Data provided:

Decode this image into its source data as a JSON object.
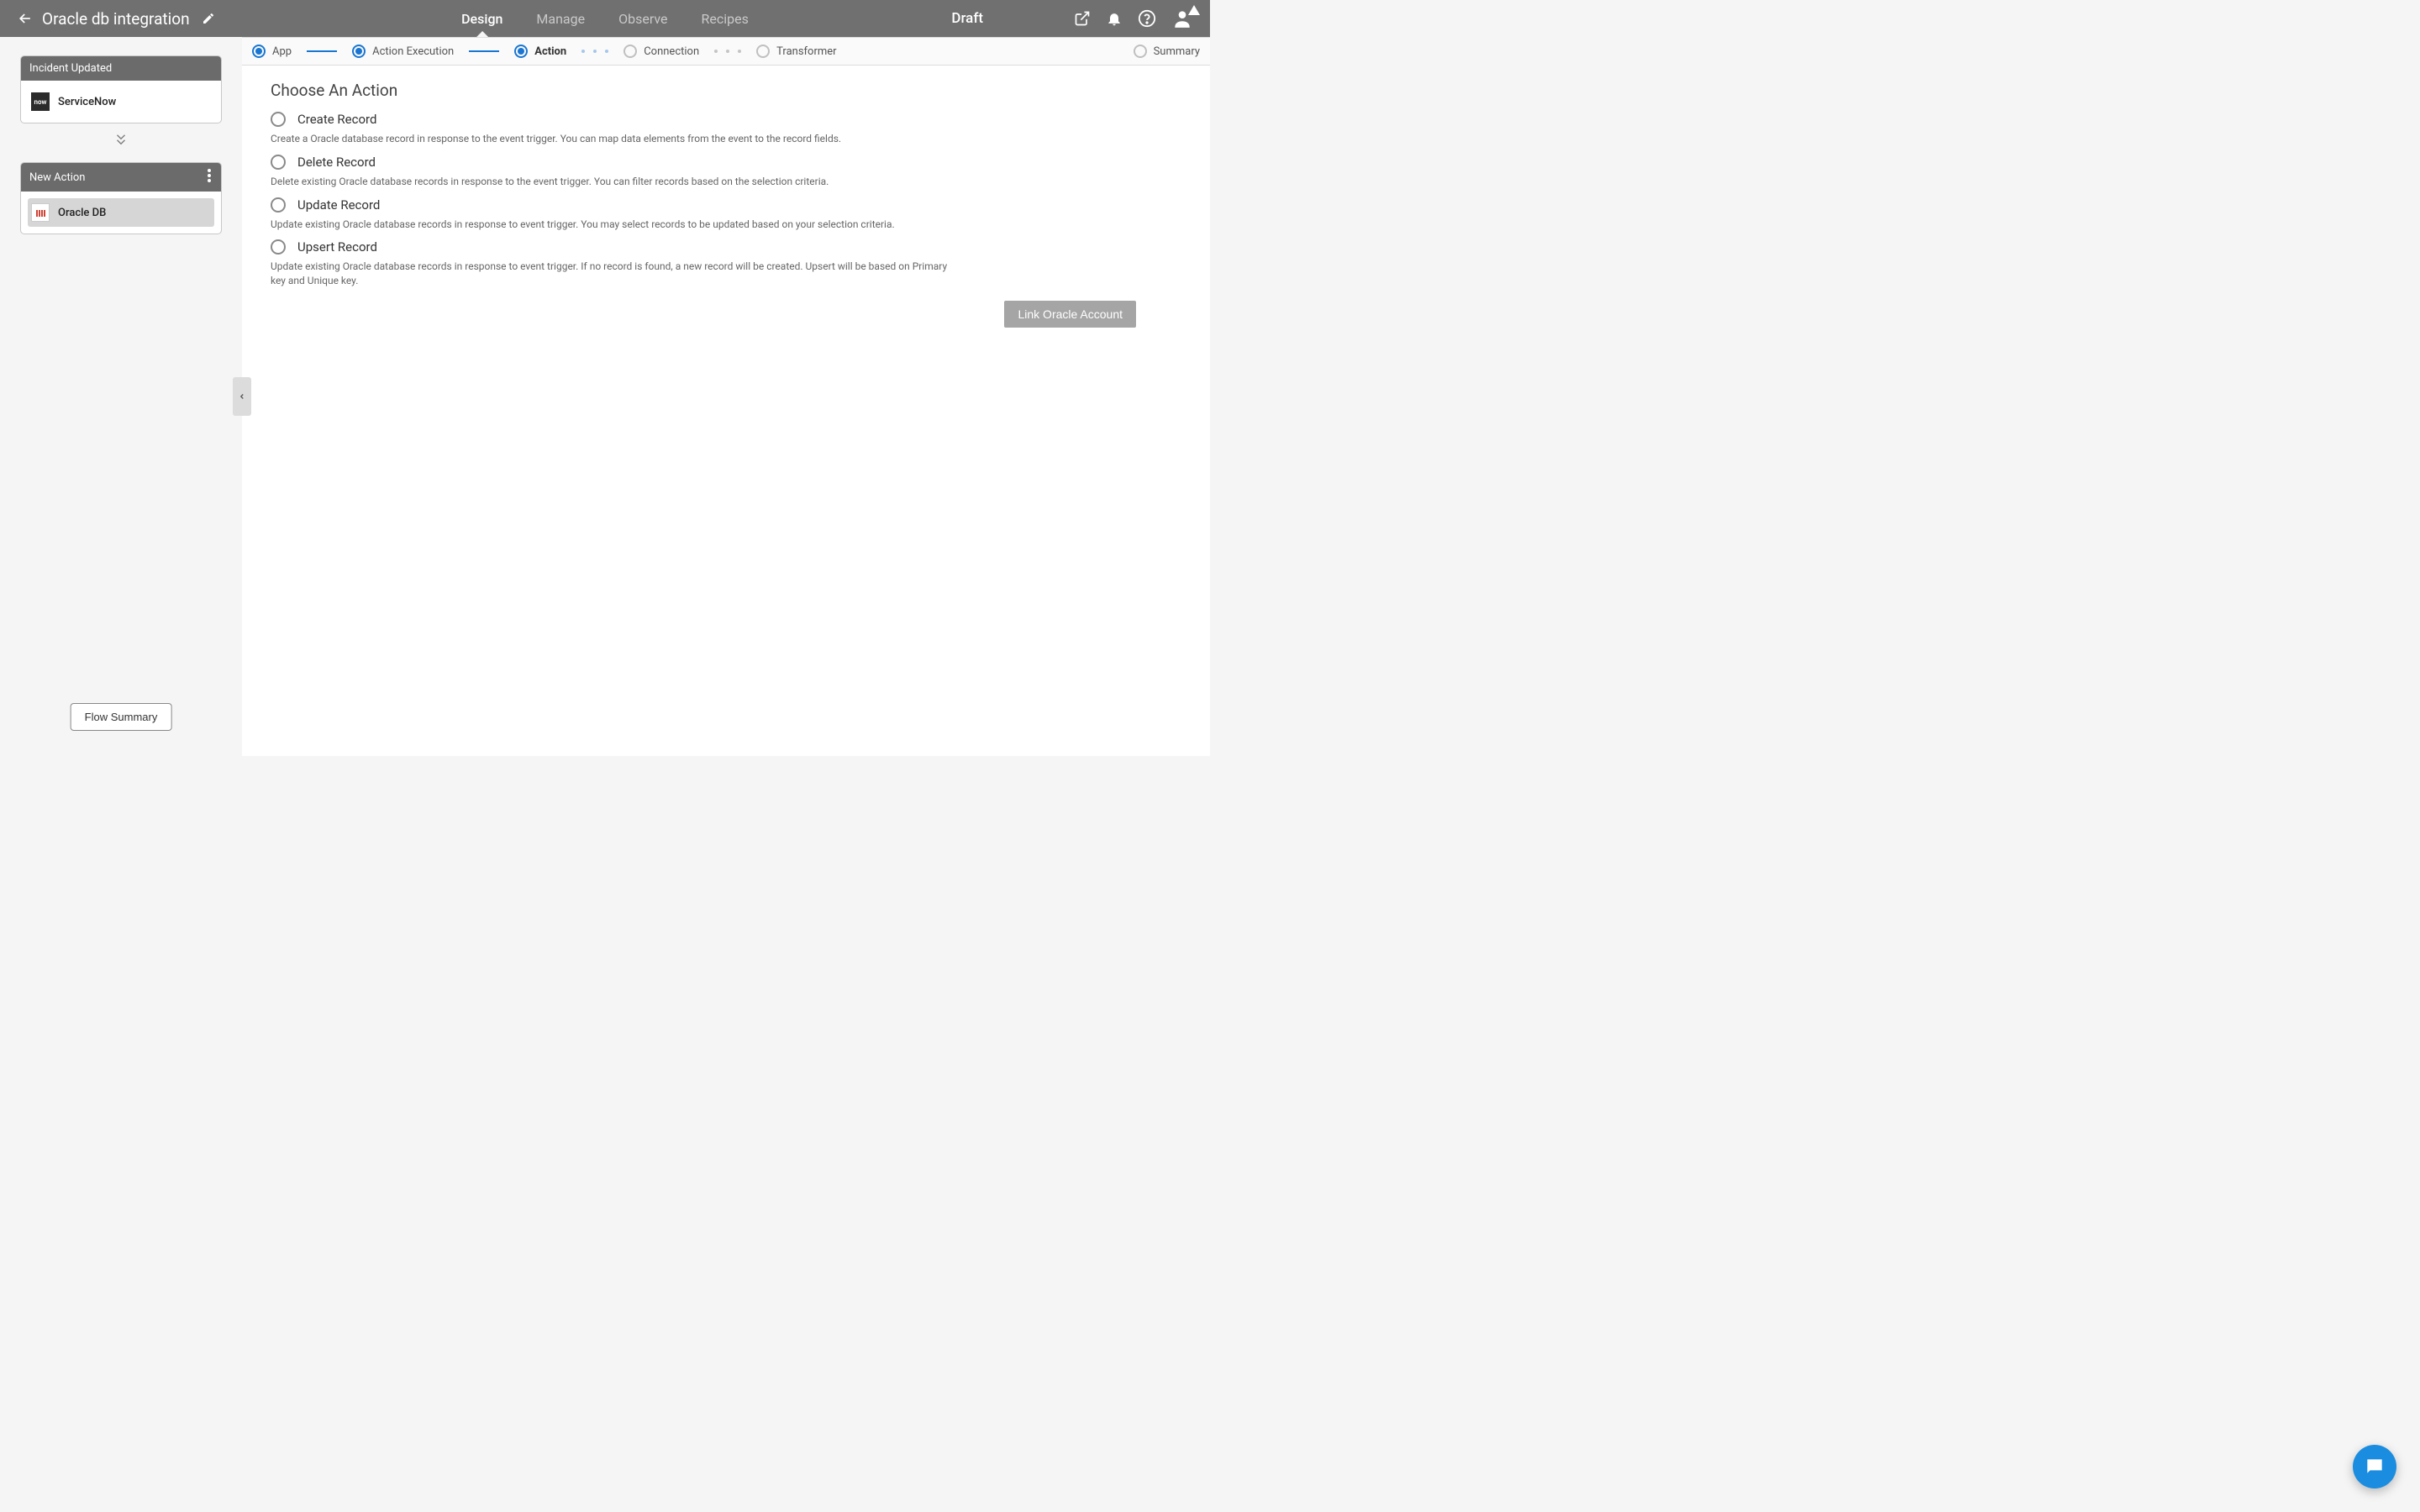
{
  "header": {
    "title": "Oracle db integration",
    "tabs": [
      "Design",
      "Manage",
      "Observe",
      "Recipes"
    ],
    "activeTab": 0,
    "status": "Draft"
  },
  "stepper": {
    "steps": [
      {
        "label": "App",
        "state": "done"
      },
      {
        "label": "Action Execution",
        "state": "done"
      },
      {
        "label": "Action",
        "state": "current"
      },
      {
        "label": "Connection",
        "state": "future"
      },
      {
        "label": "Transformer",
        "state": "future"
      },
      {
        "label": "Summary",
        "state": "future"
      }
    ]
  },
  "sidebar": {
    "trigger_card_title": "Incident Updated",
    "trigger_app": "ServiceNow",
    "action_card_title": "New Action",
    "action_app": "Oracle DB",
    "flow_summary_label": "Flow Summary"
  },
  "main": {
    "section_title": "Choose An Action",
    "actions": [
      {
        "title": "Create Record",
        "desc": "Create a Oracle database record in response to the event trigger. You can map data elements from the event to the record fields."
      },
      {
        "title": "Delete Record",
        "desc": "Delete existing Oracle database records in response to the event trigger. You can filter records based on the selection criteria."
      },
      {
        "title": "Update Record",
        "desc": "Update existing Oracle database records in response to event trigger. You may select records to be updated based on your selection criteria."
      },
      {
        "title": "Upsert Record",
        "desc": "Update existing Oracle database records in response to event trigger. If no record is found, a new record will be created. Upsert will be based on Primary key and Unique key."
      }
    ],
    "link_button": "Link Oracle Account"
  }
}
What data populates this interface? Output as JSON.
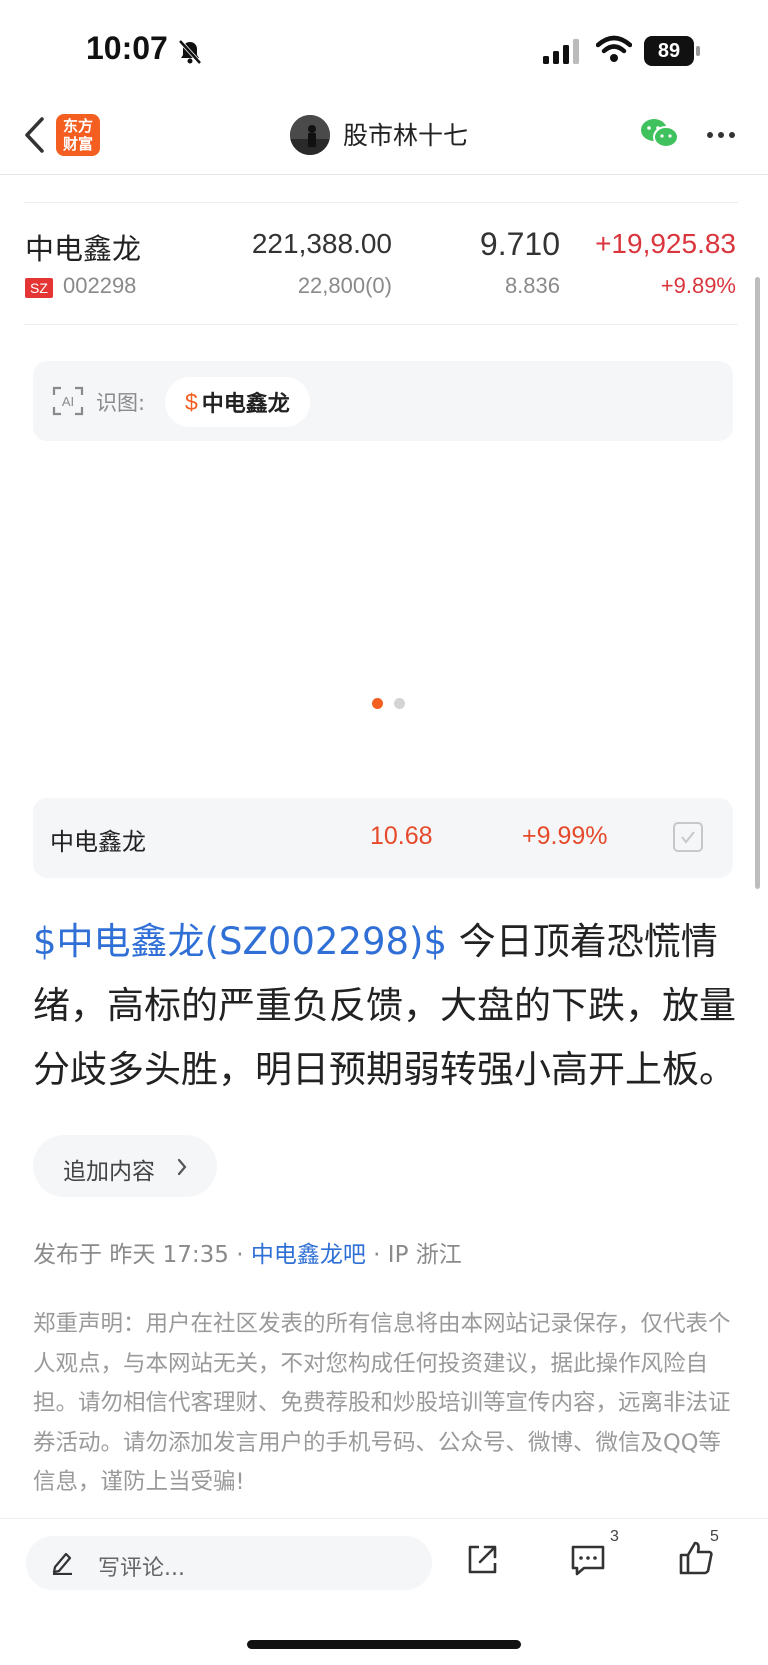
{
  "status_bar": {
    "time": "10:07",
    "battery": "89"
  },
  "nav": {
    "logo_line1": "东方",
    "logo_line2": "财富",
    "author": "股市林十七"
  },
  "quote": {
    "name": "中电鑫龙",
    "exchange": "SZ",
    "code": "002298",
    "amount": "221,388.00",
    "volume": "22,800(0)",
    "price": "9.710",
    "cost": "8.836",
    "change": "+19,925.83",
    "change_pct": "+9.89%"
  },
  "ai_recognize": {
    "label": "识图:",
    "chip_symbol": "$",
    "chip_name": "中电鑫龙"
  },
  "carousel": {
    "total": 2,
    "active": 1
  },
  "stock_card": {
    "name": "中电鑫龙",
    "price": "10.68",
    "change_pct": "+9.99%"
  },
  "post": {
    "tag": "$中电鑫龙(SZ002298)$",
    "text": "  今日顶着恐慌情绪，高标的严重负反馈，大盘的下跌，放量分歧多头胜，明日预期弱转强小高开上板。"
  },
  "add_content": {
    "label": "追加内容"
  },
  "meta": {
    "published_prefix": "发布于",
    "time": "昨天 17:35",
    "sep": "·",
    "bar": "中电鑫龙吧",
    "ip": "IP 浙江"
  },
  "disclaimer": "郑重声明：用户在社区发表的所有信息将由本网站记录保存，仅代表个人观点，与本网站无关，不对您构成任何投资建议，据此操作风险自担。请勿相信代客理财、免费荐股和炒股培训等宣传内容，远离非法证券活动。请勿添加发言用户的手机号码、公众号、微博、微信及QQ等信息，谨防上当受骗!",
  "bottom_bar": {
    "comment_placeholder": "写评论...",
    "comment_count": "3",
    "like_count": "5"
  },
  "colors": {
    "accent_orange": "#f45e20",
    "up_red": "#d9363e",
    "link_blue": "#2f6fd6"
  },
  "icons": [
    "bell-slash-icon",
    "signal-icon",
    "wifi-icon",
    "battery-icon",
    "back-icon",
    "wechat-icon",
    "more-icon",
    "ai-scan-icon",
    "check-icon",
    "chevron-right-icon",
    "pen-icon",
    "share-icon",
    "comment-icon",
    "like-icon"
  ]
}
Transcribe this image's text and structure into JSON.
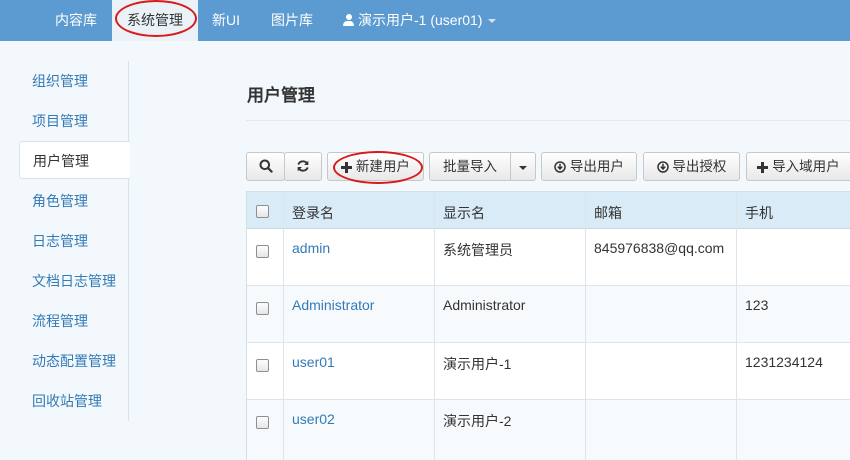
{
  "topnav": {
    "items": [
      "内容库",
      "系统管理",
      "新UI",
      "图片库"
    ],
    "user_label": "演示用户-1 (user01)"
  },
  "sidebar": {
    "items": [
      "组织管理",
      "项目管理",
      "用户管理",
      "角色管理",
      "日志管理",
      "文档日志管理",
      "流程管理",
      "动态配置管理",
      "回收站管理"
    ],
    "active": "用户管理"
  },
  "main": {
    "title": "用户管理",
    "toolbar": {
      "new_user": "新建用户",
      "batch_import": "批量导入",
      "export_users": "导出用户",
      "export_auth": "导出授权",
      "import_domain": "导入域用户"
    }
  },
  "table": {
    "columns": [
      "登录名",
      "显示名",
      "邮箱",
      "手机"
    ],
    "rows": [
      {
        "login": "admin",
        "display": "系统管理员",
        "email": "845976838@qq.com",
        "phone": ""
      },
      {
        "login": "Administrator",
        "display": "Administrator",
        "email": "",
        "phone": "123"
      },
      {
        "login": "user01",
        "display": "演示用户-1",
        "email": "",
        "phone": "1231234124"
      },
      {
        "login": "user02",
        "display": "演示用户-2",
        "email": "",
        "phone": ""
      }
    ]
  },
  "colors": {
    "nav_bg": "#5b9bd1",
    "link": "#337ab7",
    "table_header": "#d9ebf6",
    "annotation": "#d81a1a"
  }
}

Requirement: Repeat all the data as it stands, dropping any images it holds.

Completed task:
Decode this image into its source data as a JSON object.
{
  "header": {
    "title": "Oracle db integration",
    "tabs": [
      "Design",
      "Manage",
      "Observe",
      "Recipes"
    ],
    "activeTab": 0,
    "status": "Draft"
  },
  "stepper": {
    "steps": [
      {
        "label": "App",
        "state": "done"
      },
      {
        "label": "Action Execution",
        "state": "done"
      },
      {
        "label": "Action",
        "state": "current"
      },
      {
        "label": "Connection",
        "state": "future"
      },
      {
        "label": "Transformer",
        "state": "future"
      },
      {
        "label": "Summary",
        "state": "future"
      }
    ]
  },
  "sidebar": {
    "trigger_card_title": "Incident Updated",
    "trigger_app": "ServiceNow",
    "action_card_title": "New Action",
    "action_app": "Oracle DB",
    "flow_summary_label": "Flow Summary"
  },
  "main": {
    "section_title": "Choose An Action",
    "actions": [
      {
        "title": "Create Record",
        "desc": "Create a Oracle database record in response to the event trigger. You can map data elements from the event to the record fields."
      },
      {
        "title": "Delete Record",
        "desc": "Delete existing Oracle database records in response to the event trigger. You can filter records based on the selection criteria."
      },
      {
        "title": "Update Record",
        "desc": "Update existing Oracle database records in response to event trigger. You may select records to be updated based on your selection criteria."
      },
      {
        "title": "Upsert Record",
        "desc": "Update existing Oracle database records in response to event trigger. If no record is found, a new record will be created. Upsert will be based on Primary key and Unique key."
      }
    ],
    "link_button": "Link Oracle Account"
  }
}
What data populates this interface? Output as JSON.
{
  "status_bar": {
    "time": "10:07",
    "battery": "89"
  },
  "nav": {
    "logo_line1": "东方",
    "logo_line2": "财富",
    "author": "股市林十七"
  },
  "quote": {
    "name": "中电鑫龙",
    "exchange": "SZ",
    "code": "002298",
    "amount": "221,388.00",
    "volume": "22,800(0)",
    "price": "9.710",
    "cost": "8.836",
    "change": "+19,925.83",
    "change_pct": "+9.89%"
  },
  "ai_recognize": {
    "label": "识图:",
    "chip_symbol": "$",
    "chip_name": "中电鑫龙"
  },
  "carousel": {
    "total": 2,
    "active": 1
  },
  "stock_card": {
    "name": "中电鑫龙",
    "price": "10.68",
    "change_pct": "+9.99%"
  },
  "post": {
    "tag": "$中电鑫龙(SZ002298)$",
    "text": "  今日顶着恐慌情绪，高标的严重负反馈，大盘的下跌，放量分歧多头胜，明日预期弱转强小高开上板。"
  },
  "add_content": {
    "label": "追加内容"
  },
  "meta": {
    "published_prefix": "发布于",
    "time": "昨天 17:35",
    "sep": "·",
    "bar": "中电鑫龙吧",
    "ip": "IP 浙江"
  },
  "disclaimer": "郑重声明：用户在社区发表的所有信息将由本网站记录保存，仅代表个人观点，与本网站无关，不对您构成任何投资建议，据此操作风险自担。请勿相信代客理财、免费荐股和炒股培训等宣传内容，远离非法证券活动。请勿添加发言用户的手机号码、公众号、微博、微信及QQ等信息，谨防上当受骗!",
  "bottom_bar": {
    "comment_placeholder": "写评论...",
    "comment_count": "3",
    "like_count": "5"
  },
  "colors": {
    "accent_orange": "#f45e20",
    "up_red": "#d9363e",
    "link_blue": "#2f6fd6"
  },
  "icons": [
    "bell-slash-icon",
    "signal-icon",
    "wifi-icon",
    "battery-icon",
    "back-icon",
    "wechat-icon",
    "more-icon",
    "ai-scan-icon",
    "check-icon",
    "chevron-right-icon",
    "pen-icon",
    "share-icon",
    "comment-icon",
    "like-icon"
  ]
}
Transcribe this image's text and structure into JSON.
{
  "topnav": {
    "items": [
      "内容库",
      "系统管理",
      "新UI",
      "图片库"
    ],
    "user_label": "演示用户-1 (user01)"
  },
  "sidebar": {
    "items": [
      "组织管理",
      "项目管理",
      "用户管理",
      "角色管理",
      "日志管理",
      "文档日志管理",
      "流程管理",
      "动态配置管理",
      "回收站管理"
    ],
    "active": "用户管理"
  },
  "main": {
    "title": "用户管理",
    "toolbar": {
      "new_user": "新建用户",
      "batch_import": "批量导入",
      "export_users": "导出用户",
      "export_auth": "导出授权",
      "import_domain": "导入域用户"
    }
  },
  "table": {
    "columns": [
      "登录名",
      "显示名",
      "邮箱",
      "手机"
    ],
    "rows": [
      {
        "login": "admin",
        "display": "系统管理员",
        "email": "845976838@qq.com",
        "phone": ""
      },
      {
        "login": "Administrator",
        "display": "Administrator",
        "email": "",
        "phone": "123"
      },
      {
        "login": "user01",
        "display": "演示用户-1",
        "email": "",
        "phone": "1231234124"
      },
      {
        "login": "user02",
        "display": "演示用户-2",
        "email": "",
        "phone": ""
      }
    ]
  },
  "colors": {
    "nav_bg": "#5b9bd1",
    "link": "#337ab7",
    "table_header": "#d9ebf6",
    "annotation": "#d81a1a"
  }
}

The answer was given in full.